Written task: Write out, precisely and in full, each line of the material.

--- start Entries provided ---

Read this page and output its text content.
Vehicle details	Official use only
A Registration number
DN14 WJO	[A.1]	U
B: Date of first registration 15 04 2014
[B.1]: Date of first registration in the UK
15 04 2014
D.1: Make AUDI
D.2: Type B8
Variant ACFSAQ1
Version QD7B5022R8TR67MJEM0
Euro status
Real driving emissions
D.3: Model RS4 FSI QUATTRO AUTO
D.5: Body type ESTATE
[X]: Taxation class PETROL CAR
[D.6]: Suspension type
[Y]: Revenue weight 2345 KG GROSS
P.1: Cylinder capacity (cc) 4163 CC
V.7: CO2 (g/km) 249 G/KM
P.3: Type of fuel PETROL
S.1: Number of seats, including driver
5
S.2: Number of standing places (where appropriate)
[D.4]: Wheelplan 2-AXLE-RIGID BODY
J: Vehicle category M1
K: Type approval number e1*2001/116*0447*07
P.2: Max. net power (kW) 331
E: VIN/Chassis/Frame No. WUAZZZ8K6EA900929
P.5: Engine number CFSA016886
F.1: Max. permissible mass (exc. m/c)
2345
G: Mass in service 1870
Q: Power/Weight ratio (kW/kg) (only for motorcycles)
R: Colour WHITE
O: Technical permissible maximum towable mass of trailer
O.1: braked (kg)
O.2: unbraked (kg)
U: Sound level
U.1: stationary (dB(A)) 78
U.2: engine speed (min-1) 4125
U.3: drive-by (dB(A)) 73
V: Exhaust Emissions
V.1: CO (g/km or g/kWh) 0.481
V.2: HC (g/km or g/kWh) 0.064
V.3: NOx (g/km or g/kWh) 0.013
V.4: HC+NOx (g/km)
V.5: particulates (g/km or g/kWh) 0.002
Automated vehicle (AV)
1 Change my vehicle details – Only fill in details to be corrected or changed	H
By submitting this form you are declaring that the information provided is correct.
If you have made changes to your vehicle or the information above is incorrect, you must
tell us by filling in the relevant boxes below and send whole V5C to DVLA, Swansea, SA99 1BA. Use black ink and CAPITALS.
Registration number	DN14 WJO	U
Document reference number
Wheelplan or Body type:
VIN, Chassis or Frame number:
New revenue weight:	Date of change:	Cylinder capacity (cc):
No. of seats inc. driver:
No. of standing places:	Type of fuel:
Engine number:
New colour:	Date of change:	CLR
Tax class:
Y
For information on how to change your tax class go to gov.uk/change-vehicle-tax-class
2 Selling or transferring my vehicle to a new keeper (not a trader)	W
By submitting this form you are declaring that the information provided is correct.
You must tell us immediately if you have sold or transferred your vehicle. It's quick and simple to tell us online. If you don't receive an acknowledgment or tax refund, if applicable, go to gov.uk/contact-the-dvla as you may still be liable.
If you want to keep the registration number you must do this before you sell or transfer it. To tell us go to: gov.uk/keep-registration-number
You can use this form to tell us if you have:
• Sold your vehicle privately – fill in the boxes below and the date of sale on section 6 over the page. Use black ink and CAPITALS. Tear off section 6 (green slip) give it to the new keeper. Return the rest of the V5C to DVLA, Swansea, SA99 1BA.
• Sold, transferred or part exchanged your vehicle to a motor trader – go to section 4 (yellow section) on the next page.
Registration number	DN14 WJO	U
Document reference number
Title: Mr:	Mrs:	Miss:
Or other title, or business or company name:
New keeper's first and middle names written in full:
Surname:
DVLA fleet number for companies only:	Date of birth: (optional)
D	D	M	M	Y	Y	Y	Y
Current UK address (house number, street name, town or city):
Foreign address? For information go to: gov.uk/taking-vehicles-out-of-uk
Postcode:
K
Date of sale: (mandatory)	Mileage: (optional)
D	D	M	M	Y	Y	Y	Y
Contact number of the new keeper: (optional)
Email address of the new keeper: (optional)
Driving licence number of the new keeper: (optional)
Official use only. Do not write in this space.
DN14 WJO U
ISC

--- end Entries provided ---

Answer to this task:
Read this page and output its text content.
Vehicle details	Official use only
A Registration number
DN14 WJO	[A.1]	U
B: Date of first registration 15 04 2014
[B.1]: Date of first registration in the UK
15 04 2014
D.1: Make AUDI
D.2: Type B8
Variant ACFSAQ1
Version QD7B5022R8TR67MJEM0
Euro status
Real driving emissions
D.3: Model RS4 FSI QUATTRO AUTO
D.5: Body type ESTATE
[X]: Taxation class PETROL CAR
[D.6]: Suspension type
[Y]: Revenue weight 2345 KG GROSS
P.1: Cylinder capacity (cc) 4163 CC
V.7: CO2 (g/km) 249 G/KM
P.3: Type of fuel PETROL
S.1: Number of seats, including driver
5
S.2: Number of standing places (where appropriate)
[D.4]: Wheelplan 2-AXLE-RIGID BODY
J: Vehicle category M1
K: Type approval number e1*2001/116*0447*07
P.2: Max. net power (kW) 331
E: VIN/Chassis/Frame No. WUAZZZ8K6EA900929
P.5: Engine number CFSA016886
F.1: Max. permissible mass (exc. m/c)
2345
G: Mass in service 1870
Q: Power/Weight ratio (kW/kg) (only for motorcycles)
R: Colour WHITE
O: Technical permissible maximum towable mass of trailer
O.1: braked (kg)
O.2: unbraked (kg)
U: Sound level
U.1: stationary (dB(A)) 78
U.2: engine speed (min-1) 4125
U.3: drive-by (dB(A)) 73
V: Exhaust Emissions
V.1: CO (g/km or g/kWh) 0.481
V.2: HC (g/km or g/kWh) 0.064
V.3: NOx (g/km or g/kWh) 0.013
V.4: HC+NOx (g/km)
V.5: particulates (g/km or g/kWh) 0.002
Automated vehicle (AV)
1 Change my vehicle details – Only fill in details to be corrected or changed	H
By submitting this form you are declaring that the information provided is correct.
If you have made changes to your vehicle or the information above is incorrect, you must
tell us by filling in the relevant boxes below and send whole V5C to DVLA, Swansea, SA99 1BA. Use black ink and CAPITALS.
Registration number	DN14 WJO	U
Document reference number
Wheelplan or Body type:
VIN, Chassis or Frame number:
New revenue weight:	Date of change:	Cylinder capacity (cc):
No. of seats inc. driver:
No. of standing places:	Type of fuel:
Engine number:
New colour:	Date of change:	CLR
Tax class:
Y
For information on how to change your tax class go to gov.uk/change-vehicle-tax-class
2 Selling or transferring my vehicle to a new keeper (not a trader)	W
By submitting this form you are declaring that the information provided is correct.
You must tell us immediately if you have sold or transferred your vehicle. It's quick and simple to tell us online. If you don't receive an acknowledgment or tax refund, if applicable, go to gov.uk/contact-the-dvla as you may still be liable.
If you want to keep the registration number you must do this before you sell or transfer it. To tell us go to: gov.uk/keep-registration-number
You can use this form to tell us if you have:
• Sold your vehicle privately – fill in the boxes below and the date of sale on section 6 over the page. Use black ink and CAPITALS. Tear off section 6 (green slip) give it to the new keeper. Return the rest of the V5C to DVLA, Swansea, SA99 1BA.
• Sold, transferred or part exchanged your vehicle to a motor trader – go to section 4 (yellow section) on the next page.
Registration number	DN14 WJO	U
Document reference number
Title: Mr:	Mrs:	Miss:
Or other title, or business or company name:
New keeper's first and middle names written in full:
Surname:
DVLA fleet number for companies only:	Date of birth: (optional)
D	D	M	M	Y	Y	Y	Y
Current UK address (house number, street name, town or city):
Foreign address? For information go to: gov.uk/taking-vehicles-out-of-uk
Postcode:
K
Date of sale: (mandatory)	Mileage: (optional)
D	D	M	M	Y	Y	Y	Y
Contact number of the new keeper: (optional)
Email address of the new keeper: (optional)
Driving licence number of the new keeper: (optional)
Official use only. Do not write in this space.
DN14 WJO U
ISC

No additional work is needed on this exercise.